Exercise aim
Search the data for the string "text" and gather each line it is in.

Material for this task
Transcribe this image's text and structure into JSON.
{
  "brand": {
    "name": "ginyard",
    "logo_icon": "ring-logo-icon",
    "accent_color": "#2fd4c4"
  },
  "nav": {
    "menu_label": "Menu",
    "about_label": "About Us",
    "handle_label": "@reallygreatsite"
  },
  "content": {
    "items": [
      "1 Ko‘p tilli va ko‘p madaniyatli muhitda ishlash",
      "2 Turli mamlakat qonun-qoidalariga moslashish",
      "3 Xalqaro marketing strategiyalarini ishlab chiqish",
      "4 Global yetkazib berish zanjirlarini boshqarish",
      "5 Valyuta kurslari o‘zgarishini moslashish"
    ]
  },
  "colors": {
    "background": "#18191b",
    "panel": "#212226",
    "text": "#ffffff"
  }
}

Expected answer
Transcribe this image's text and structure into JSON.
    "text": "#ffffff"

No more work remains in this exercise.